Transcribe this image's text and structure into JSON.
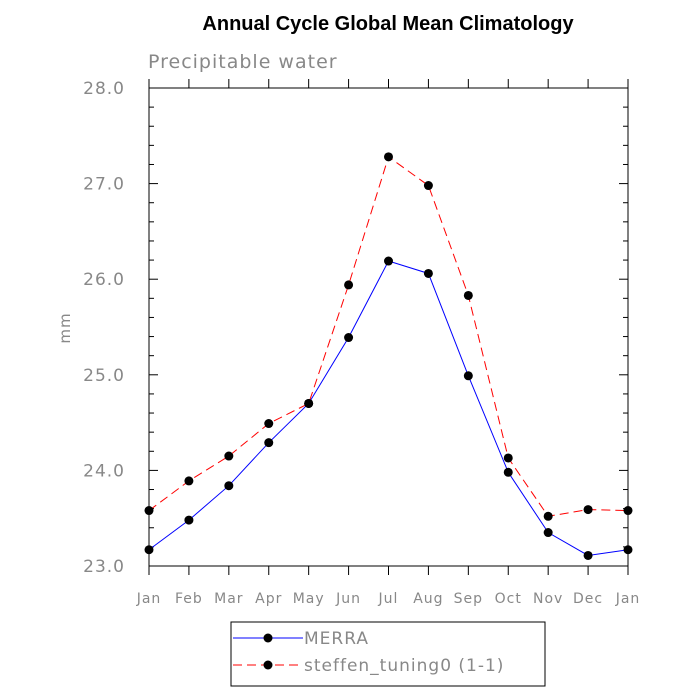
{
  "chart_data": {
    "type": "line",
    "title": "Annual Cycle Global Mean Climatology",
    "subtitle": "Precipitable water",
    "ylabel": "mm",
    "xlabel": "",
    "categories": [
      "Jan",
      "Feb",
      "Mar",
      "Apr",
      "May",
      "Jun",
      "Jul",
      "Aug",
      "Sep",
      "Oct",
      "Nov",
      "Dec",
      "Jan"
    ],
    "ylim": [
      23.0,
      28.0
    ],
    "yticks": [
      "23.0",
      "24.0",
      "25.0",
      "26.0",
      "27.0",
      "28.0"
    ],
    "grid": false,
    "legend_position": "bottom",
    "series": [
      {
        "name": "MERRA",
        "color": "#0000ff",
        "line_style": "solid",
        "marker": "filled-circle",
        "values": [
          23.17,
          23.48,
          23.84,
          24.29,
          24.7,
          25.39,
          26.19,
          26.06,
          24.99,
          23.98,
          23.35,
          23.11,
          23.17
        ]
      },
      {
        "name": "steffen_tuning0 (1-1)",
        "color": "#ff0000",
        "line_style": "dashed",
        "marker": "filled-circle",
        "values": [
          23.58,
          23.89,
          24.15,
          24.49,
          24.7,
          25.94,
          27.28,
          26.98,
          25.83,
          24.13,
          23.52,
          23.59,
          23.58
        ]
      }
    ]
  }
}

________________________________________

= Directions =
Every line above should be repeated exactly; pictures stay out of the copy.

= Complete response =
Transcribe this image's text and structure into JSON.
{
  "chart_data": {
    "type": "line",
    "title": "Annual Cycle Global Mean Climatology",
    "subtitle": "Precipitable water",
    "ylabel": "mm",
    "xlabel": "",
    "categories": [
      "Jan",
      "Feb",
      "Mar",
      "Apr",
      "May",
      "Jun",
      "Jul",
      "Aug",
      "Sep",
      "Oct",
      "Nov",
      "Dec",
      "Jan"
    ],
    "ylim": [
      23.0,
      28.0
    ],
    "yticks": [
      "23.0",
      "24.0",
      "25.0",
      "26.0",
      "27.0",
      "28.0"
    ],
    "grid": false,
    "legend_position": "bottom",
    "series": [
      {
        "name": "MERRA",
        "color": "#0000ff",
        "line_style": "solid",
        "marker": "filled-circle",
        "values": [
          23.17,
          23.48,
          23.84,
          24.29,
          24.7,
          25.39,
          26.19,
          26.06,
          24.99,
          23.98,
          23.35,
          23.11,
          23.17
        ]
      },
      {
        "name": "steffen_tuning0 (1-1)",
        "color": "#ff0000",
        "line_style": "dashed",
        "marker": "filled-circle",
        "values": [
          23.58,
          23.89,
          24.15,
          24.49,
          24.7,
          25.94,
          27.28,
          26.98,
          25.83,
          24.13,
          23.52,
          23.59,
          23.58
        ]
      }
    ]
  }
}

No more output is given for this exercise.